(DATA PROVIDED)

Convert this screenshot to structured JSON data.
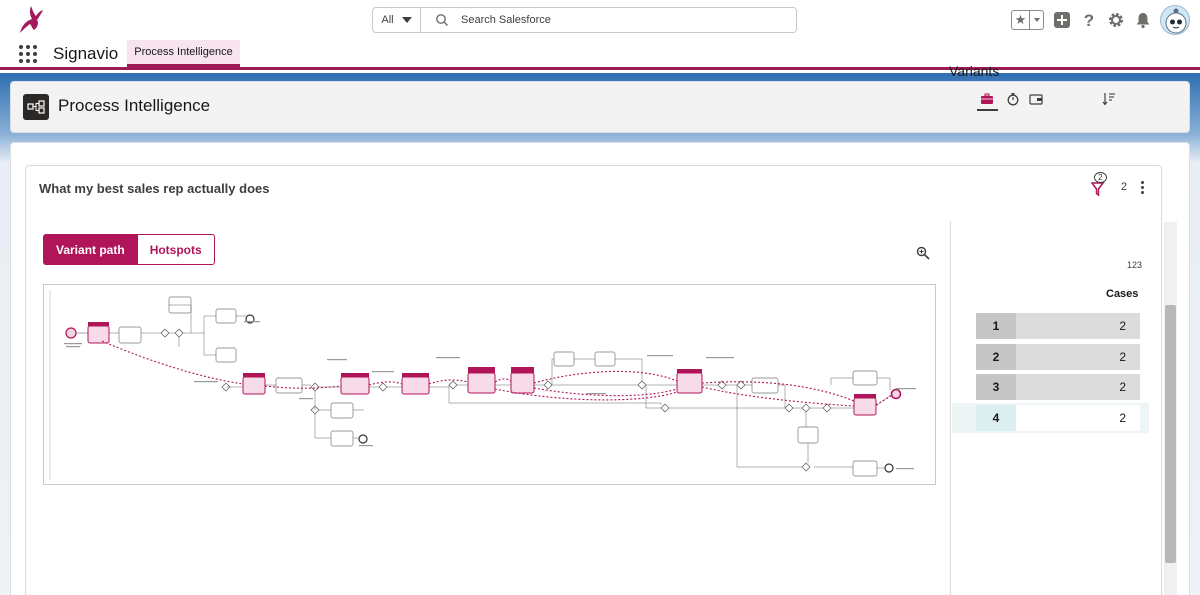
{
  "header": {
    "search": {
      "scope": "All",
      "placeholder": "Search Salesforce"
    },
    "icons": [
      "gazelle-logo-icon",
      "star-icon",
      "plus-icon",
      "help-icon",
      "gear-icon",
      "bell-icon",
      "avatar"
    ]
  },
  "nav": {
    "app_name": "Signavio",
    "tab": "Process Intelligence"
  },
  "page": {
    "title": "Process Intelligence"
  },
  "card": {
    "title": "What my best sales rep actually does",
    "filter_count": "2",
    "filter_number": "2",
    "tabs": {
      "variant_path": "Variant path",
      "hotspots": "Hotspots"
    }
  },
  "variants": {
    "title": "Variants",
    "number_label": "123",
    "cases_label": "Cases",
    "rows": [
      {
        "index": "1",
        "cases": "2"
      },
      {
        "index": "2",
        "cases": "2"
      },
      {
        "index": "3",
        "cases": "2"
      },
      {
        "index": "4",
        "cases": "2"
      }
    ]
  },
  "colors": {
    "brand": "#b0155a",
    "nav_accent": "#9e1a55",
    "selected_row": "#dbeef0"
  }
}
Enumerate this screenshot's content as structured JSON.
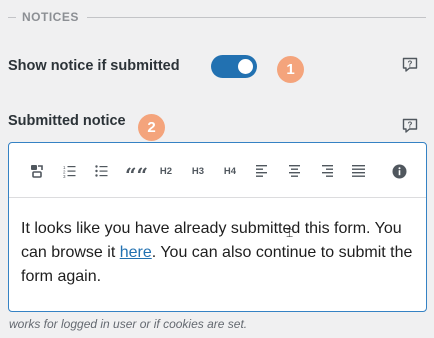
{
  "section": {
    "title": "NOTICES"
  },
  "show_notice": {
    "label": "Show notice if submitted",
    "enabled": true,
    "badge": "1"
  },
  "submitted_notice": {
    "label": "Submitted notice",
    "badge": "2"
  },
  "toolbar": {
    "buttons": [
      {
        "name": "format-icon"
      },
      {
        "name": "ordered-list-icon"
      },
      {
        "name": "unordered-list-icon"
      },
      {
        "name": "blockquote-icon",
        "text": "““"
      },
      {
        "name": "heading-2",
        "text": "H2"
      },
      {
        "name": "heading-3",
        "text": "H3"
      },
      {
        "name": "heading-4",
        "text": "H4"
      },
      {
        "name": "align-left-icon"
      },
      {
        "name": "align-center-icon"
      },
      {
        "name": "align-right-icon"
      },
      {
        "name": "align-justify-icon"
      },
      {
        "name": "info-icon"
      }
    ]
  },
  "editor": {
    "text_before": "It looks like you have already submitted this form. You can browse it ",
    "link_text": "here",
    "text_after": ". You can also continue to submit the form again."
  },
  "hint": "works for logged in user or if cookies are set.",
  "colors": {
    "accent": "#2271b1",
    "badge": "#f4a47c",
    "background": "#f0f0f1"
  }
}
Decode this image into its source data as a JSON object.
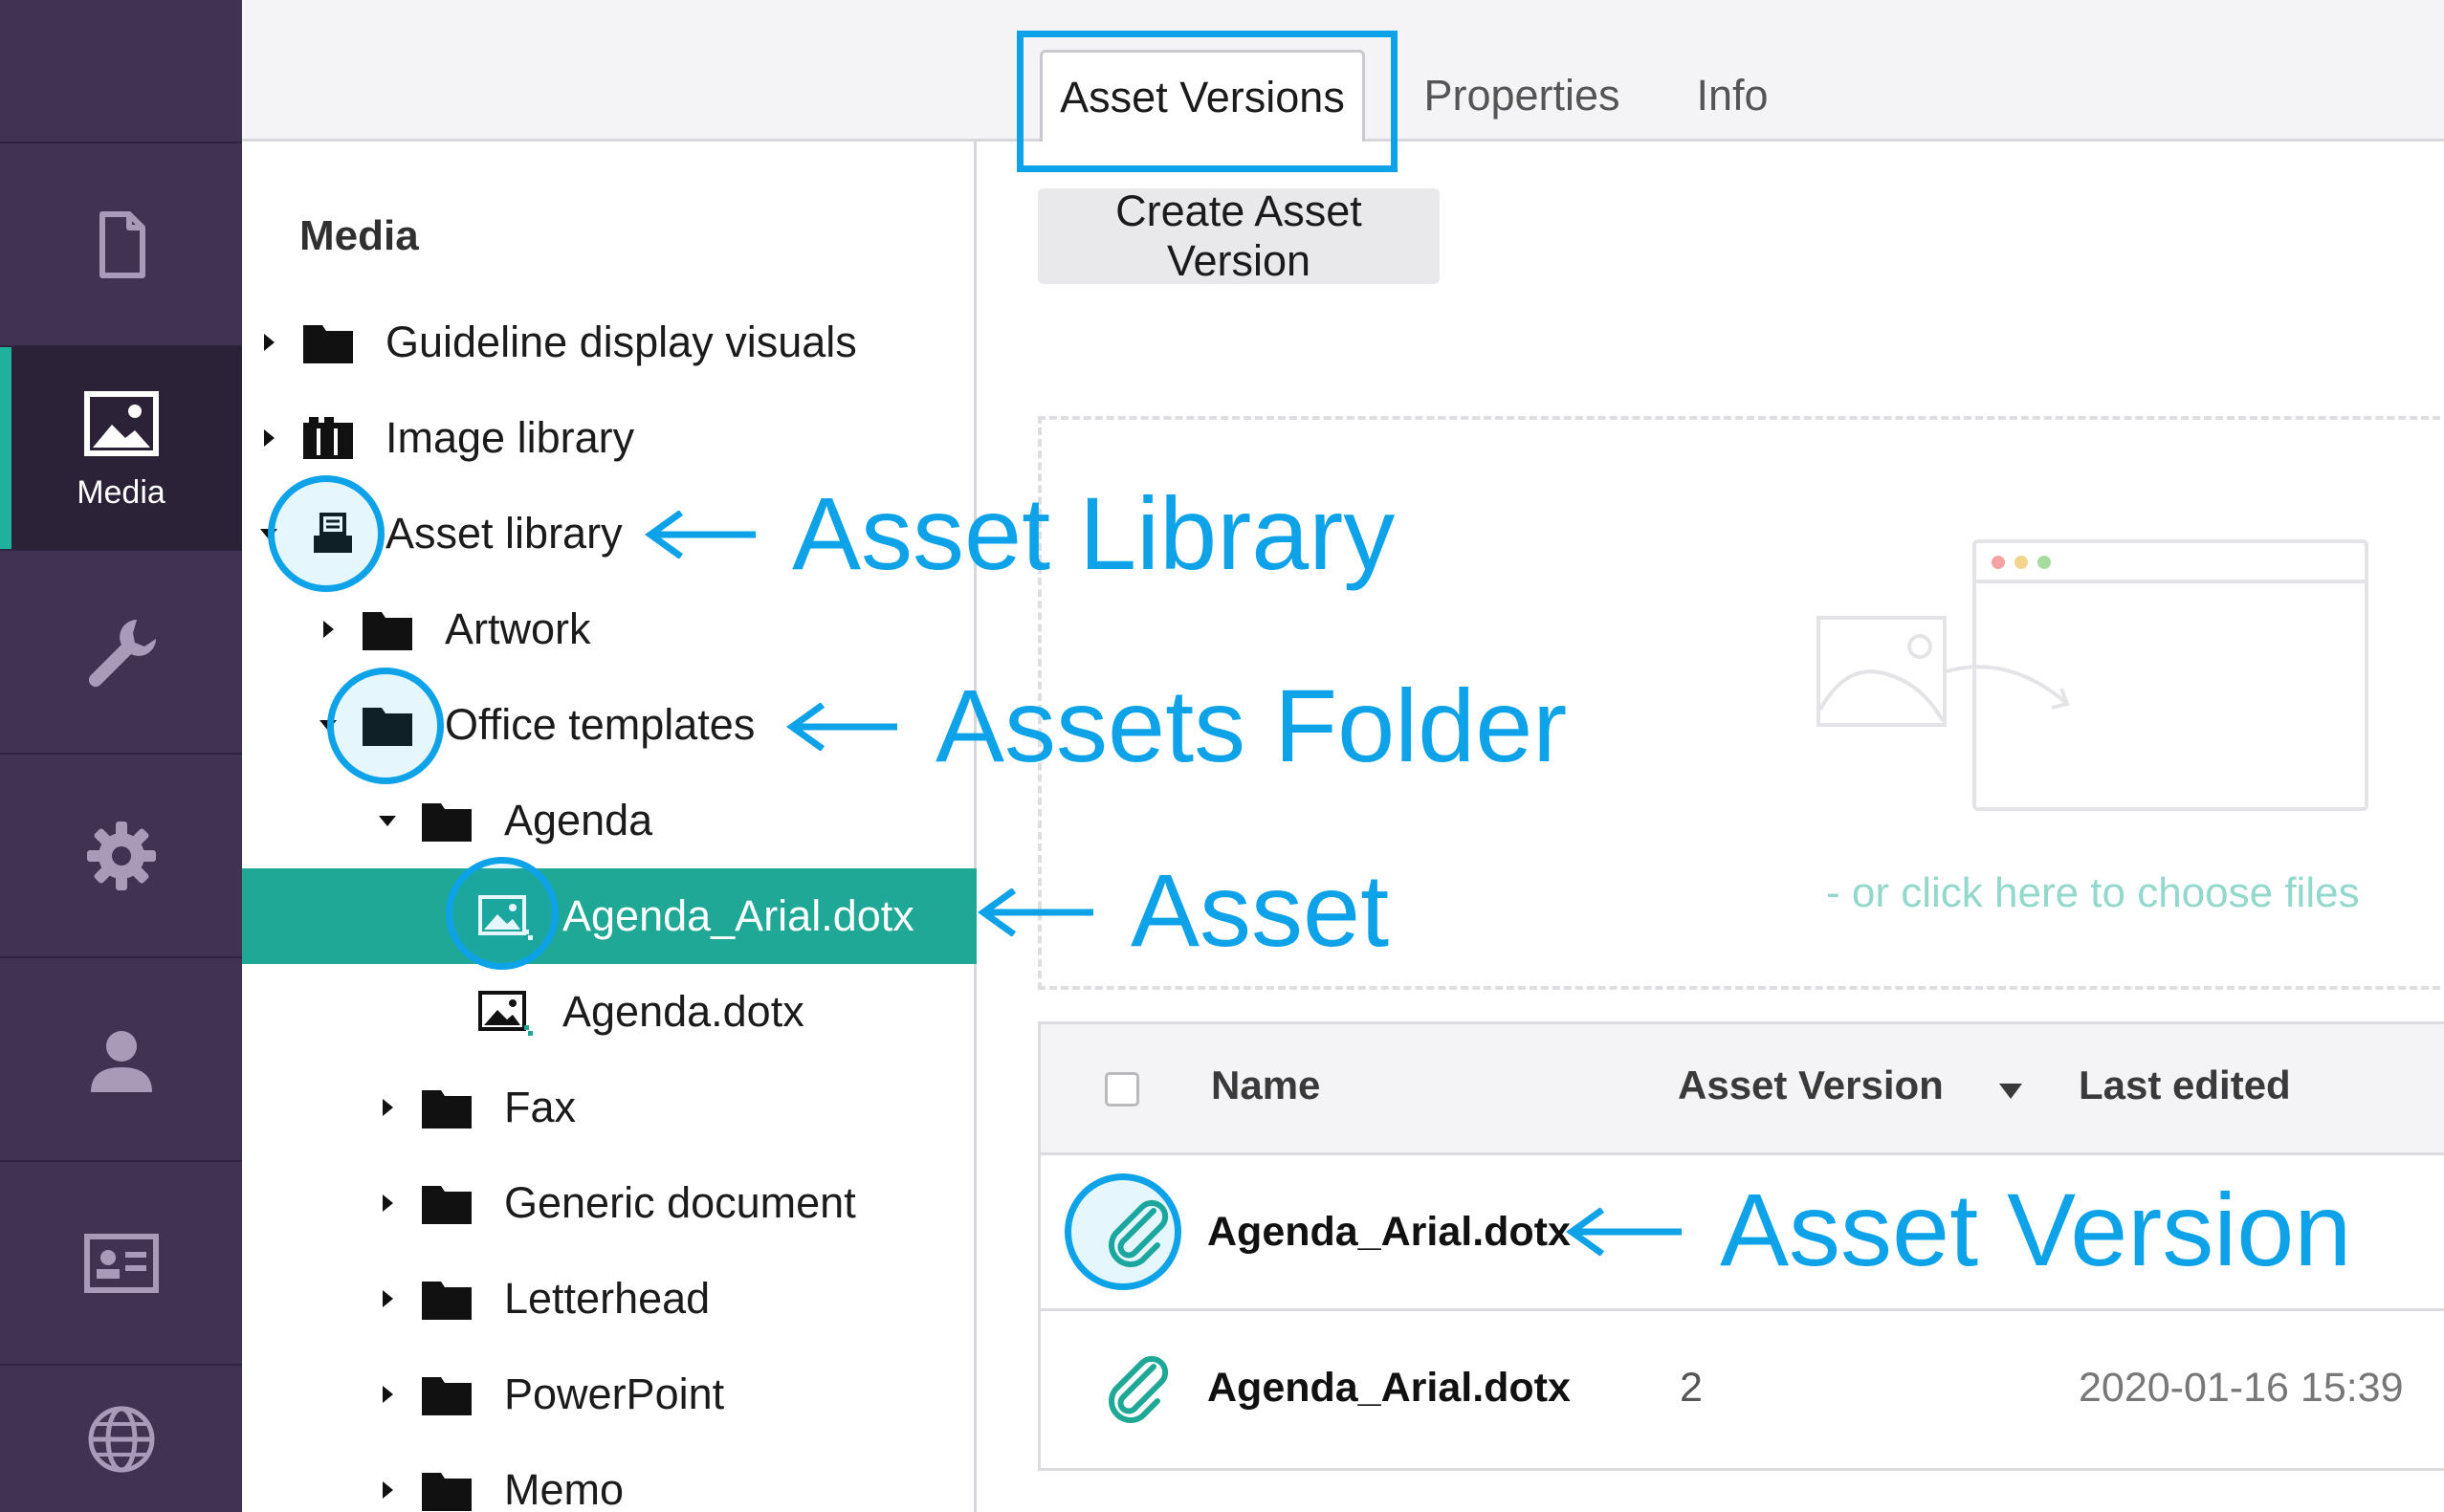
{
  "rail": {
    "items": [
      {
        "name": "content",
        "icon": "document-icon",
        "label": ""
      },
      {
        "name": "media",
        "icon": "image-icon",
        "label": "Media",
        "active": true
      },
      {
        "name": "settings",
        "icon": "wrench-icon",
        "label": ""
      },
      {
        "name": "packages",
        "icon": "gear-icon",
        "label": ""
      },
      {
        "name": "users",
        "icon": "user-icon",
        "label": ""
      },
      {
        "name": "members",
        "icon": "id-card-icon",
        "label": ""
      },
      {
        "name": "translation",
        "icon": "globe-icon",
        "label": ""
      }
    ]
  },
  "tree": {
    "title": "Media",
    "nodes": [
      {
        "label": "Guideline display visuals",
        "icon": "folder-icon",
        "expanded": false
      },
      {
        "label": "Image library",
        "icon": "image-library-icon",
        "expanded": false
      },
      {
        "label": "Asset library",
        "icon": "asset-library-icon",
        "expanded": true
      },
      {
        "label": "Artwork",
        "icon": "folder-icon",
        "expanded": false
      },
      {
        "label": "Office templates",
        "icon": "folder-icon",
        "expanded": true
      },
      {
        "label": "Agenda",
        "icon": "folder-icon",
        "expanded": true
      },
      {
        "label": "Agenda_Arial.dotx",
        "icon": "asset-file-icon",
        "selected": true
      },
      {
        "label": "Agenda.dotx",
        "icon": "asset-file-icon"
      },
      {
        "label": "Fax",
        "icon": "folder-icon",
        "expanded": false
      },
      {
        "label": "Generic document",
        "icon": "folder-icon",
        "expanded": false
      },
      {
        "label": "Letterhead",
        "icon": "folder-icon",
        "expanded": false
      },
      {
        "label": "PowerPoint",
        "icon": "folder-icon",
        "expanded": false
      },
      {
        "label": "Memo",
        "icon": "folder-icon",
        "expanded": false
      }
    ]
  },
  "tabs": [
    "Asset Versions",
    "Properties",
    "Info"
  ],
  "active_tab": "Asset Versions",
  "create_button": "Create Asset Version",
  "dropzone": {
    "text": "- or click here to choose files"
  },
  "table": {
    "columns": [
      "Name",
      "Asset Version",
      "Last edited"
    ],
    "rows": [
      {
        "name": "Agenda_Arial.dotx",
        "version": "",
        "edited": ""
      },
      {
        "name": "Agenda_Arial.dotx",
        "version": "2",
        "edited": "2020-01-16 15:39"
      }
    ]
  },
  "annotations": {
    "asset_library": "Asset Library",
    "assets_folder": "Assets Folder",
    "asset": "Asset",
    "asset_version": "Asset Version"
  },
  "colors": {
    "rail_bg": "#3f3351",
    "accent_teal": "#1fa896",
    "annotation_blue": "#0ea3e8"
  }
}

(YOUR TASK)
Collect every line above that contains the word "content".

(RESPONSE)
Enumerate this screenshot's content as structured JSON.
        "name": "content",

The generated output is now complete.